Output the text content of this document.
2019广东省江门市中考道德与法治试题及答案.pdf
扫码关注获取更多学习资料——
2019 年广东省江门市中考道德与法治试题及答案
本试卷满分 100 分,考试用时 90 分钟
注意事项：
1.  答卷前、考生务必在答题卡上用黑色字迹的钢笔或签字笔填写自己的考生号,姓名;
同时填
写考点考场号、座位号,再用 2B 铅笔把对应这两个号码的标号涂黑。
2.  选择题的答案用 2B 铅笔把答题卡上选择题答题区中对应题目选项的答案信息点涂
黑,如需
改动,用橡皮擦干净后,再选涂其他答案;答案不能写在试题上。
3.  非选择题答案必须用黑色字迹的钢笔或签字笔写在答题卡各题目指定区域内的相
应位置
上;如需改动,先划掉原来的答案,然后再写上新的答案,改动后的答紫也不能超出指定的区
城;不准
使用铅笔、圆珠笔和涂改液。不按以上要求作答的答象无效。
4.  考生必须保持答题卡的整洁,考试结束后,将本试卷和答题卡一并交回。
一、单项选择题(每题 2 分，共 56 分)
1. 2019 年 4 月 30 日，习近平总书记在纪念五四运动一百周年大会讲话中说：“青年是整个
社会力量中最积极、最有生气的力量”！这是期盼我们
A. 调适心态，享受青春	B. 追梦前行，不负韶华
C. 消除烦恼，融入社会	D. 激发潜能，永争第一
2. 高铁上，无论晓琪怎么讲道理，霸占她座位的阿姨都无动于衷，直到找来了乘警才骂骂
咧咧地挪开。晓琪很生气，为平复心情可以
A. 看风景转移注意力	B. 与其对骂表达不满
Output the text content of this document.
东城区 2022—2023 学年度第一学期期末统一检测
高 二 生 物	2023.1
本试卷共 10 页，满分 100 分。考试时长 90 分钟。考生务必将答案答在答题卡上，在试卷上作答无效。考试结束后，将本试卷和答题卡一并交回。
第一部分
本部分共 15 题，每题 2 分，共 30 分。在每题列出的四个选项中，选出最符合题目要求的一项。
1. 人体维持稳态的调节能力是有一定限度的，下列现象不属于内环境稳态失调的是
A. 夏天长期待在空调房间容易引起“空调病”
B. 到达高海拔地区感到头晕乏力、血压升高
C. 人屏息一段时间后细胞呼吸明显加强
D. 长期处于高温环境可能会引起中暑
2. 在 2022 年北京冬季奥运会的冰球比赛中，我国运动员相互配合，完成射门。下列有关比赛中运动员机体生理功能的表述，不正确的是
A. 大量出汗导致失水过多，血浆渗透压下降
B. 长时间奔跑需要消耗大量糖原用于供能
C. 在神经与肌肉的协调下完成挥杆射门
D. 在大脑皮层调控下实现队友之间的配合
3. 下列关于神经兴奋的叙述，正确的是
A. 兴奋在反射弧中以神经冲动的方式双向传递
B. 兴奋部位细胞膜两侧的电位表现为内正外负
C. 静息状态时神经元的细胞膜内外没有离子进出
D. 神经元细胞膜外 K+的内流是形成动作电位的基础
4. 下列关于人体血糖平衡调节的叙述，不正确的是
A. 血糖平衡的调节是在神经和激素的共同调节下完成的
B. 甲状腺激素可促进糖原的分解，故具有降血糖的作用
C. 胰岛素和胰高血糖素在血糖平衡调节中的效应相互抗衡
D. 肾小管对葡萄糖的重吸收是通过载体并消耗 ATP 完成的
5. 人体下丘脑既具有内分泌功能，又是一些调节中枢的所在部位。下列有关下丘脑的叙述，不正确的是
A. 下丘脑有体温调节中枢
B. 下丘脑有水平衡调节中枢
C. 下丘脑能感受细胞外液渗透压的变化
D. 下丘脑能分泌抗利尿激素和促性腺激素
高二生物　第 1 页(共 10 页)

### Aim
Please set down each line of the records exactly as given.

### Answer to this task
Output the text content of this document.
2019广东省江门市中考道德与法治试题及答案.pdf
扫码关注获取更多学习资料——
2019 年广东省江门市中考道德与法治试题及答案
本试卷满分 100 分,考试用时 90 分钟
注意事项：
1.  答卷前、考生务必在答题卡上用黑色字迹的钢笔或签字笔填写自己的考生号,姓名;
同时填
写考点考场号、座位号,再用 2B 铅笔把对应这两个号码的标号涂黑。
2.  选择题的答案用 2B 铅笔把答题卡上选择题答题区中对应题目选项的答案信息点涂
黑,如需
改动,用橡皮擦干净后,再选涂其他答案;答案不能写在试题上。
3.  非选择题答案必须用黑色字迹的钢笔或签字笔写在答题卡各题目指定区域内的相
应位置
上;如需改动,先划掉原来的答案,然后再写上新的答案,改动后的答紫也不能超出指定的区
城;不准
使用铅笔、圆珠笔和涂改液。不按以上要求作答的答象无效。
4.  考生必须保持答题卡的整洁,考试结束后,将本试卷和答题卡一并交回。
一、单项选择题(每题 2 分，共 56 分)
1. 2019 年 4 月 30 日，习近平总书记在纪念五四运动一百周年大会讲话中说：“青年是整个
社会力量中最积极、最有生气的力量”！这是期盼我们
A. 调适心态，享受青春	B. 追梦前行，不负韶华
C. 消除烦恼，融入社会	D. 激发潜能，永争第一
2. 高铁上，无论晓琪怎么讲道理，霸占她座位的阿姨都无动于衷，直到找来了乘警才骂骂
咧咧地挪开。晓琪很生气，为平复心情可以
A. 看风景转移注意力	B. 与其对骂表达不满
Output the text content of this document.
东城区 2022—2023 学年度第一学期期末统一检测
高 二 生 物	2023.1
本试卷共 10 页，满分 100 分。考试时长 90 分钟。考生务必将答案答在答题卡上，在试卷上作答无效。考试结束后，将本试卷和答题卡一并交回。
第一部分
本部分共 15 题，每题 2 分，共 30 分。在每题列出的四个选项中，选出最符合题目要求的一项。
1. 人体维持稳态的调节能力是有一定限度的，下列现象不属于内环境稳态失调的是
A. 夏天长期待在空调房间容易引起“空调病”
B. 到达高海拔地区感到头晕乏力、血压升高
C. 人屏息一段时间后细胞呼吸明显加强
D. 长期处于高温环境可能会引起中暑
2. 在 2022 年北京冬季奥运会的冰球比赛中，我国运动员相互配合，完成射门。下列有关比赛中运动员机体生理功能的表述，不正确的是
A. 大量出汗导致失水过多，血浆渗透压下降
B. 长时间奔跑需要消耗大量糖原用于供能
C. 在神经与肌肉的协调下完成挥杆射门
D. 在大脑皮层调控下实现队友之间的配合
3. 下列关于神经兴奋的叙述，正确的是
A. 兴奋在反射弧中以神经冲动的方式双向传递
B. 兴奋部位细胞膜两侧的电位表现为内正外负
C. 静息状态时神经元的细胞膜内外没有离子进出
D. 神经元细胞膜外 K+的内流是形成动作电位的基础
4. 下列关于人体血糖平衡调节的叙述，不正确的是
A. 血糖平衡的调节是在神经和激素的共同调节下完成的
B. 甲状腺激素可促进糖原的分解，故具有降血糖的作用
C. 胰岛素和胰高血糖素在血糖平衡调节中的效应相互抗衡
D. 肾小管对葡萄糖的重吸收是通过载体并消耗 ATP 完成的
5. 人体下丘脑既具有内分泌功能，又是一些调节中枢的所在部位。下列有关下丘脑的叙述，不正确的是
A. 下丘脑有体温调节中枢
B. 下丘脑有水平衡调节中枢
C. 下丘脑能感受细胞外液渗透压的变化
D. 下丘脑能分泌抗利尿激素和促性腺激素
高二生物　第 1 页(共 10 页)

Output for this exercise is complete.